→ **Work to complete**: From the listing below, extract each line containing the string "this".

Stored items from a collection:
+ + + +

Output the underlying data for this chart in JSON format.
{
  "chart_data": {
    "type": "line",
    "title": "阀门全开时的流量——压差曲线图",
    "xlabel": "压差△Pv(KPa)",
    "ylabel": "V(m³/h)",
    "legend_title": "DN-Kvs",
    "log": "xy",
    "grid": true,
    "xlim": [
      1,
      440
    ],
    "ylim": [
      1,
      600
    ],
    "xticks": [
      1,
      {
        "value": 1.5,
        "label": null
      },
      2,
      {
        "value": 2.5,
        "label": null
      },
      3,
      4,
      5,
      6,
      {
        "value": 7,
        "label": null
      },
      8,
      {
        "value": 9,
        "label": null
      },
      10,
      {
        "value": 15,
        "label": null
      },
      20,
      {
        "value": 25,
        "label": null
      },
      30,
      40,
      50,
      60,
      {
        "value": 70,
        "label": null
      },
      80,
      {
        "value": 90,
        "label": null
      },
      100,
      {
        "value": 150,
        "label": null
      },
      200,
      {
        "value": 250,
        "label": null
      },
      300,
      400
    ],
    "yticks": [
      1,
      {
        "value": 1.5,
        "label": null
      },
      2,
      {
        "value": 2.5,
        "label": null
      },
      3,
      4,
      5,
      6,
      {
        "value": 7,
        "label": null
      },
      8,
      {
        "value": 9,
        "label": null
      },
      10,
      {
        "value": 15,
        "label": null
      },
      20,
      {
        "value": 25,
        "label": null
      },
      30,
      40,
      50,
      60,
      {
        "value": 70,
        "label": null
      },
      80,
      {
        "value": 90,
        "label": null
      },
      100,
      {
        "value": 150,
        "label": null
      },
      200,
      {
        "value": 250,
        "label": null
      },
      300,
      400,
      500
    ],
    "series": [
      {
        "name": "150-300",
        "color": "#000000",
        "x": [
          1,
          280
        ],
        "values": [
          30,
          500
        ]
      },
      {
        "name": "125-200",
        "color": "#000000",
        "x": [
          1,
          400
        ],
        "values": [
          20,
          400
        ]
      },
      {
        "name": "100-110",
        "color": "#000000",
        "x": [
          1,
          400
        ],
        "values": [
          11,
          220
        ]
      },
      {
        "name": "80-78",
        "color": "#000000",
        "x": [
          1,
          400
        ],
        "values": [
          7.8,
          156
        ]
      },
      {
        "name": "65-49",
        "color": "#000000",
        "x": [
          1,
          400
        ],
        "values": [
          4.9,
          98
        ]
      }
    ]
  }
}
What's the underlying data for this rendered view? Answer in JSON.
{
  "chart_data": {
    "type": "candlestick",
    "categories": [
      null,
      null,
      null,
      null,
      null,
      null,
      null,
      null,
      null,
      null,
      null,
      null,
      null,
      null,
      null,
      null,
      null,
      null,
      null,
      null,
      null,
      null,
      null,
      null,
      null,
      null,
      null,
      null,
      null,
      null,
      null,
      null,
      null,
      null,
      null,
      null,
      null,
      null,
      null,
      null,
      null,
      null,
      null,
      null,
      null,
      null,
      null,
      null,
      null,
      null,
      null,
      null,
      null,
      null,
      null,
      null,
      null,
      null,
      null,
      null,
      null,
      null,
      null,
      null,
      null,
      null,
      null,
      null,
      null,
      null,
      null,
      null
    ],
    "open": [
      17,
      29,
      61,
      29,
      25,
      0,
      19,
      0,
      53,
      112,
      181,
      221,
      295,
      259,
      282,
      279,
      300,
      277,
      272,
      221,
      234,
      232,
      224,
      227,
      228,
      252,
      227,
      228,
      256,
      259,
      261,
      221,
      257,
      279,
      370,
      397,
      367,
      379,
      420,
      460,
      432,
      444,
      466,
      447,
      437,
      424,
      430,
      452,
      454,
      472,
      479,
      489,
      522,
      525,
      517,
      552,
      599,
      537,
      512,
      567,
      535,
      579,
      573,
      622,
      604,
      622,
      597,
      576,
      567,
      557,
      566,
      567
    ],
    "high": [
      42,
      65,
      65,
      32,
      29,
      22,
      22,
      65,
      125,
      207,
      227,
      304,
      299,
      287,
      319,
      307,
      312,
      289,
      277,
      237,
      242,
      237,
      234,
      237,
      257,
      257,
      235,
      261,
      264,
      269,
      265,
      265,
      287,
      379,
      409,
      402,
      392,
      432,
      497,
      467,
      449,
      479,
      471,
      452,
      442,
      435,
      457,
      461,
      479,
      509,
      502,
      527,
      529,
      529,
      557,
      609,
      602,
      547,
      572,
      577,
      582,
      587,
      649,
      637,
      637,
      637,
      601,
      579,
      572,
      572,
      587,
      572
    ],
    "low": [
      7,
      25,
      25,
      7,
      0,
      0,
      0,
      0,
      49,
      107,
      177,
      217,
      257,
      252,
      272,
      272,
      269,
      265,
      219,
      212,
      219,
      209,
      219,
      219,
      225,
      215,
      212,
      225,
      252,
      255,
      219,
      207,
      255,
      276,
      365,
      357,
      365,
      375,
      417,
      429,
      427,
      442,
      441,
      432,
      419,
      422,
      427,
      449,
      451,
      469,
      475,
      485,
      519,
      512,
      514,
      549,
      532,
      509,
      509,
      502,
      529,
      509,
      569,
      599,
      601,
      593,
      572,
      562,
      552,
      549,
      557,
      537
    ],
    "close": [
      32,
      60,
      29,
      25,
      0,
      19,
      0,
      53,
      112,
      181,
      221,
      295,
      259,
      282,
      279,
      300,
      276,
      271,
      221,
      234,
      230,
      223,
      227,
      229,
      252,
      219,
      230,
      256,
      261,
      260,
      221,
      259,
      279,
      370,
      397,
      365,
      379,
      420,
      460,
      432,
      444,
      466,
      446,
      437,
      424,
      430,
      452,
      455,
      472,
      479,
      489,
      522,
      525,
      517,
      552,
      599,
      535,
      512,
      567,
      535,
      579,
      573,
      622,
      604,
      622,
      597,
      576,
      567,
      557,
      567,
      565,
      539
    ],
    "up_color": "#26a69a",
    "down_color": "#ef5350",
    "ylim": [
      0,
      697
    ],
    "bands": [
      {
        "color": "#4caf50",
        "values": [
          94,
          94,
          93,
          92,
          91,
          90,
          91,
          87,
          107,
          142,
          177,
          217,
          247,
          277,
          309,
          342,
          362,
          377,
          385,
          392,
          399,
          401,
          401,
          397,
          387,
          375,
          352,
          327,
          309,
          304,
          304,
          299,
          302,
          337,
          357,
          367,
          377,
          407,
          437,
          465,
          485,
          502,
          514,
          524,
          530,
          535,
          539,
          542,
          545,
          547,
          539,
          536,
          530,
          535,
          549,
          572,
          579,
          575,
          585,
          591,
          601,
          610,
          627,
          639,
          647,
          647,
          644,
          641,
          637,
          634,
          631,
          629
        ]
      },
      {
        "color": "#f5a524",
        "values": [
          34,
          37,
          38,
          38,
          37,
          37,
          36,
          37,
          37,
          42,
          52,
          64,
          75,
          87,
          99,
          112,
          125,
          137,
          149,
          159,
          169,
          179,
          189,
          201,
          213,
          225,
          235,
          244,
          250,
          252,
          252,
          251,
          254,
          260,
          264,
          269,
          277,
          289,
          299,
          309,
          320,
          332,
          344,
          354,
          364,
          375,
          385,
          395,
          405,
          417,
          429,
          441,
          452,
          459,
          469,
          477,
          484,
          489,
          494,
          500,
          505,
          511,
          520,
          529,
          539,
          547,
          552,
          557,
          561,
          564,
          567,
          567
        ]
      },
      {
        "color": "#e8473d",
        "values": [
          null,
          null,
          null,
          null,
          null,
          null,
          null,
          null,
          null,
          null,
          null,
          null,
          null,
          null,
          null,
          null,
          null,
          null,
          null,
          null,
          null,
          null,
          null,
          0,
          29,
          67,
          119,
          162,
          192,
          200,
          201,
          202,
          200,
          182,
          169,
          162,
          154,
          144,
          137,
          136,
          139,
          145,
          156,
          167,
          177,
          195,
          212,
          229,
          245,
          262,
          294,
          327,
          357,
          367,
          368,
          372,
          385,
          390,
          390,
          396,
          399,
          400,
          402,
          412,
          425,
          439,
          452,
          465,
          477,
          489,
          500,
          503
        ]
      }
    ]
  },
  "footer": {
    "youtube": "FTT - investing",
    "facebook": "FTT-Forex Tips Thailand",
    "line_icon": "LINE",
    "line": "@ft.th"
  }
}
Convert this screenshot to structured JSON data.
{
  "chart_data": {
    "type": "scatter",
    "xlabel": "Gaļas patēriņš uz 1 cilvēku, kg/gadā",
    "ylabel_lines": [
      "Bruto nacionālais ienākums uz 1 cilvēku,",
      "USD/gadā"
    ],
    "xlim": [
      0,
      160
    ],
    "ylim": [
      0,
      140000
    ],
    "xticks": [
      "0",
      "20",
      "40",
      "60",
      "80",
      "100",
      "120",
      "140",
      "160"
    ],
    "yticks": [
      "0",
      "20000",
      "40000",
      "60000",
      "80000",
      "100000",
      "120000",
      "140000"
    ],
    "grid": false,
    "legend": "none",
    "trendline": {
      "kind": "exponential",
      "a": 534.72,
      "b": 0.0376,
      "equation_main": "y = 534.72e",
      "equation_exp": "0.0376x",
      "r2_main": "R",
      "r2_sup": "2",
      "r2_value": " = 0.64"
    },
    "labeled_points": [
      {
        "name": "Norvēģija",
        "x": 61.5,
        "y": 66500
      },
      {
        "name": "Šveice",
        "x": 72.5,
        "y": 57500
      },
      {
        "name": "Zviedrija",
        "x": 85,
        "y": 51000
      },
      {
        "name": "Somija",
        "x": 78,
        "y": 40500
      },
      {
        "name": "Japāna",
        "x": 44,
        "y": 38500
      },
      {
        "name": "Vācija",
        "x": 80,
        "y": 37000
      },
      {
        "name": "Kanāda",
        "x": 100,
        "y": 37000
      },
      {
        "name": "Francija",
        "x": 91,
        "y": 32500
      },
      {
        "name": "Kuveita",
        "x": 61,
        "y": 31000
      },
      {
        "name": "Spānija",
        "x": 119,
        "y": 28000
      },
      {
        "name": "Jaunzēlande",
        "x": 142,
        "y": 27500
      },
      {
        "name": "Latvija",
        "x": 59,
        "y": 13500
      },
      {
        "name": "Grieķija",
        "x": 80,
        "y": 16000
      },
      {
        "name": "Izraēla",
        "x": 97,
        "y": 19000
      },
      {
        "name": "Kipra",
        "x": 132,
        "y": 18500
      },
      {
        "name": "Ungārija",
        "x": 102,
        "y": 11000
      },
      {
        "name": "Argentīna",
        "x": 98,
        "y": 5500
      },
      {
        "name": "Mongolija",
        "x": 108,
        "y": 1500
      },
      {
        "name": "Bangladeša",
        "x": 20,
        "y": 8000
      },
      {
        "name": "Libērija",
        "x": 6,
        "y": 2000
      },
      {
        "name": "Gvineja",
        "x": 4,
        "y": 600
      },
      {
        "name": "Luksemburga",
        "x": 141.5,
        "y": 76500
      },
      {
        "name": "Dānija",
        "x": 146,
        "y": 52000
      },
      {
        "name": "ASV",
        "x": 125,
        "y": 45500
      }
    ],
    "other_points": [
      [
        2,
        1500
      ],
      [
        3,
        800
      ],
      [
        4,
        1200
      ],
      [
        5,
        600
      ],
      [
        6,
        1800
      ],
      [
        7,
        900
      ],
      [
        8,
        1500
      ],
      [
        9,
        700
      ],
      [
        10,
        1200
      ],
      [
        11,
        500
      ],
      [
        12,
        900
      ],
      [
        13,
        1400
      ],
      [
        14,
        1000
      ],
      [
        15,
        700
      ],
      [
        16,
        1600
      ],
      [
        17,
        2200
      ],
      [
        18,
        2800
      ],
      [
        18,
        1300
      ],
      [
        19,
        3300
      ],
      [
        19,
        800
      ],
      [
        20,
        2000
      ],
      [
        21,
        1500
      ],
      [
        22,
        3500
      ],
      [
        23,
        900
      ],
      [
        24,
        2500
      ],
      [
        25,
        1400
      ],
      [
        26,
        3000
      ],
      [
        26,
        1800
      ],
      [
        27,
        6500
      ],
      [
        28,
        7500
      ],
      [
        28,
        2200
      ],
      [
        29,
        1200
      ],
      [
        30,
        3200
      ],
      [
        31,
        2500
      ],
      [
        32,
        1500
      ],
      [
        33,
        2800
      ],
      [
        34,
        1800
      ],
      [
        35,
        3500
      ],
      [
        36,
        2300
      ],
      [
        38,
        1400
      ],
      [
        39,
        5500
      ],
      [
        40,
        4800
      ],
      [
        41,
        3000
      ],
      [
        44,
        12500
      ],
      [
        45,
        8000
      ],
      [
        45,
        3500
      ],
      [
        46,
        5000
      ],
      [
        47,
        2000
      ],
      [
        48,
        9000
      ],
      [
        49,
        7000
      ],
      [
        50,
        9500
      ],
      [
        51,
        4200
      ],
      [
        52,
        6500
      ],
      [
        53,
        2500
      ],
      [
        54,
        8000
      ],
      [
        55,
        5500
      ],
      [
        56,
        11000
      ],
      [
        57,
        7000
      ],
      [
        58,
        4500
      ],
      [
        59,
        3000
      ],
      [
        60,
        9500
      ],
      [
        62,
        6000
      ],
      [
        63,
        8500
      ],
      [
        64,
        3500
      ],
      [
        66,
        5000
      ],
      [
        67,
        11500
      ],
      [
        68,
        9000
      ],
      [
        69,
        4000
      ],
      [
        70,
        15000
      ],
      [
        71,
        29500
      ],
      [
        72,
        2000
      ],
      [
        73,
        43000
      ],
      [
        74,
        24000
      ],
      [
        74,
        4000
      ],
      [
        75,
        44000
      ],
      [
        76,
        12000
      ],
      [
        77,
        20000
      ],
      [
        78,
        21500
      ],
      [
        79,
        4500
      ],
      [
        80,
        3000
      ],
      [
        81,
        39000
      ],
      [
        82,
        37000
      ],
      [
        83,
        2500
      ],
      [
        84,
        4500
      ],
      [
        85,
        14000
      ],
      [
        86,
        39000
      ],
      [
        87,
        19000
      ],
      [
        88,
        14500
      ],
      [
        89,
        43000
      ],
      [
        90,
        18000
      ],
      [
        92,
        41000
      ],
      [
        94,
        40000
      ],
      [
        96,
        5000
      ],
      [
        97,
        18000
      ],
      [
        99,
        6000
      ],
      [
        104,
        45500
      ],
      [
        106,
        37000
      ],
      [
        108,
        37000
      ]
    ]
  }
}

+ + + +

→ **Task answer**:
Output the underlying data for this chart in JSON format.
What's the underlying data for this rendered view? Answer in JSON.
Convert this screenshot to structured JSON data.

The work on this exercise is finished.